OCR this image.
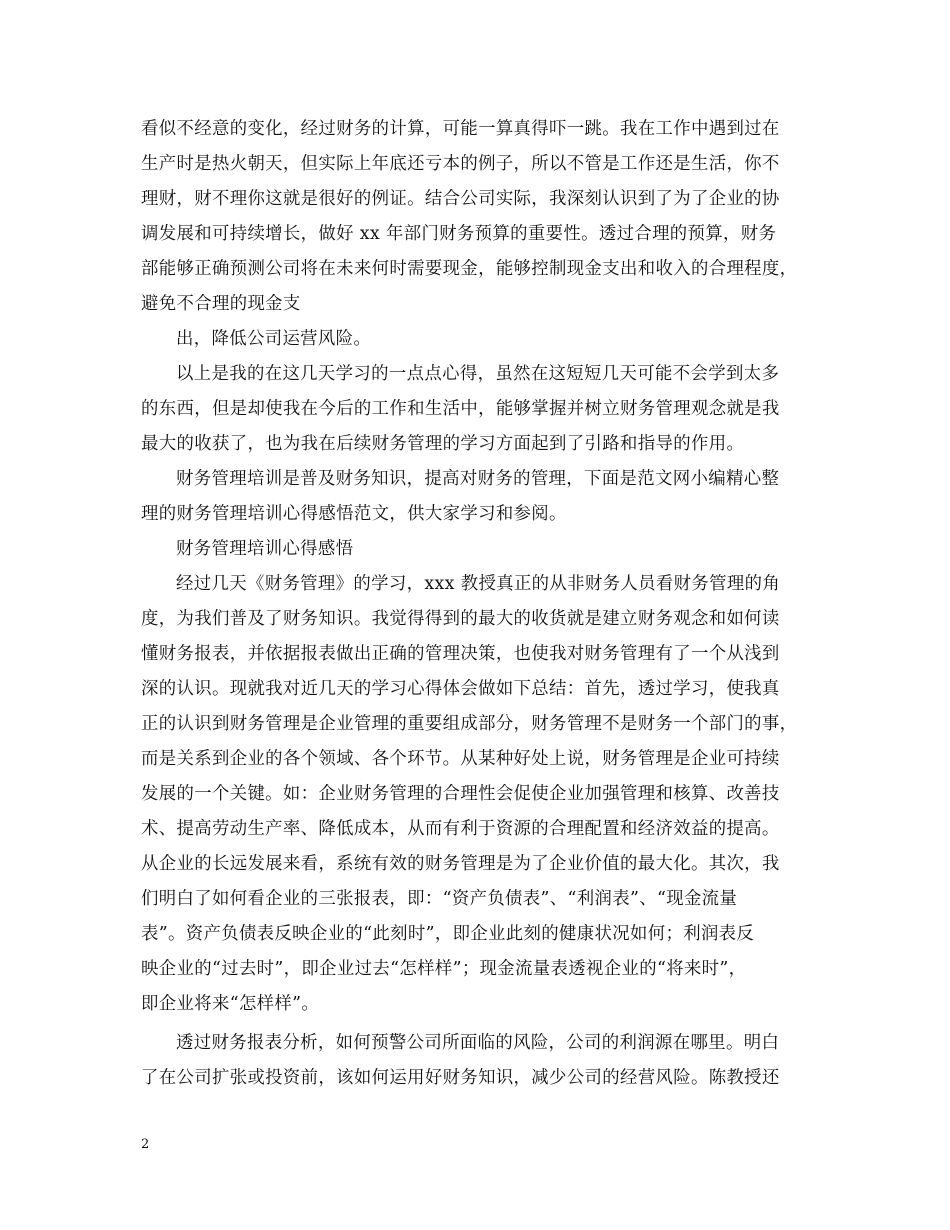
看似不经意的变化，经过财务的计算，可能一算真得吓一跳。我在工作中遇到过在
生产时是热火朝天，但实际上年底还亏本的例子，所以不管是工作还是生活，你不
理财，财不理你这就是很好的例证。结合公司实际，我深刻认识到了为了企业的协
调发展和可持续增长，做好 xx 年部门财务预算的重要性。透过合理的预算，财务
部能够正确预测公司将在未来何时需要现金，能够控制现金支出和收入的合理程度，
避免不合理的现金支
出，降低公司运营风险。
以上是我的在这几天学习的一点点心得，虽然在这短短几天可能不会学到太多
的东西，但是却使我在今后的工作和生活中，能够掌握并树立财务管理观念就是我
最大的收获了，也为我在后续财务管理的学习方面起到了引路和指导的作用。
财务管理培训是普及财务知识，提高对财务的管理，下面是范文网小编精心整
理的财务管理培训心得感悟范文，供大家学习和参阅。
财务管理培训心得感悟
经过几天《财务管理》的学习，xxx 教授真正的从非财务人员看财务管理的角
度，为我们普及了财务知识。我觉得得到的最大的收货就是建立财务观念和如何读
懂财务报表，并依据报表做出正确的管理决策，也使我对财务管理有了一个从浅到
深的认识。现就我对近几天的学习心得体会做如下总结：首先，透过学习，使我真
正的认识到财务管理是企业管理的重要组成部分，财务管理不是财务一个部门的事，
而是关系到企业的各个领域、各个环节。从某种好处上说，财务管理是企业可持续
发展的一个关键。如：企业财务管理的合理性会促使企业加强管理和核算、改善技
术、提高劳动生产率、降低成本，从而有利于资源的合理配置和经济效益的提高。
从企业的长远发展来看，系统有效的财务管理是为了企业价值的最大化。其次，我
们明白了如何看企业的三张报表，即：“资产负债表”、“利润表”、“现金流量
表”。资产负债表反映企业的“此刻时”，即企业此刻的健康状况如何；利润表反
映企业的“过去时”，即企业过去“怎样样”；现金流量表透视企业的“将来时”，
即企业将来“怎样样”。
透过财务报表分析，如何预警公司所面临的风险，公司的利润源在哪里。明白
了在公司扩张或投资前，该如何运用好财务知识，减少公司的经营风险。陈教授还
2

·····

_PROBLEM REQUIREMENTS_.
Copy every record character for character. Skip the pictures.

_ANSWER TO THIS TASK_.
OCR this image.
看似不经意的变化，经过财务的计算，可能一算真得吓一跳。我在工作中遇到过在
生产时是热火朝天，但实际上年底还亏本的例子，所以不管是工作还是生活，你不
理财，财不理你这就是很好的例证。结合公司实际，我深刻认识到了为了企业的协
调发展和可持续增长，做好 xx 年部门财务预算的重要性。透过合理的预算，财务
部能够正确预测公司将在未来何时需要现金，能够控制现金支出和收入的合理程度，
避免不合理的现金支
出，降低公司运营风险。
以上是我的在这几天学习的一点点心得，虽然在这短短几天可能不会学到太多
的东西，但是却使我在今后的工作和生活中，能够掌握并树立财务管理观念就是我
最大的收获了，也为我在后续财务管理的学习方面起到了引路和指导的作用。
财务管理培训是普及财务知识，提高对财务的管理，下面是范文网小编精心整
理的财务管理培训心得感悟范文，供大家学习和参阅。
财务管理培训心得感悟
经过几天《财务管理》的学习，xxx 教授真正的从非财务人员看财务管理的角
度，为我们普及了财务知识。我觉得得到的最大的收货就是建立财务观念和如何读
懂财务报表，并依据报表做出正确的管理决策，也使我对财务管理有了一个从浅到
深的认识。现就我对近几天的学习心得体会做如下总结：首先，透过学习，使我真
正的认识到财务管理是企业管理的重要组成部分，财务管理不是财务一个部门的事，
而是关系到企业的各个领域、各个环节。从某种好处上说，财务管理是企业可持续
发展的一个关键。如：企业财务管理的合理性会促使企业加强管理和核算、改善技
术、提高劳动生产率、降低成本，从而有利于资源的合理配置和经济效益的提高。
从企业的长远发展来看，系统有效的财务管理是为了企业价值的最大化。其次，我
们明白了如何看企业的三张报表，即：“资产负债表”、“利润表”、“现金流量
表”。资产负债表反映企业的“此刻时”，即企业此刻的健康状况如何；利润表反
映企业的“过去时”，即企业过去“怎样样”；现金流量表透视企业的“将来时”，
即企业将来“怎样样”。
透过财务报表分析，如何预警公司所面临的风险，公司的利润源在哪里。明白
了在公司扩张或投资前，该如何运用好财务知识，减少公司的经营风险。陈教授还
2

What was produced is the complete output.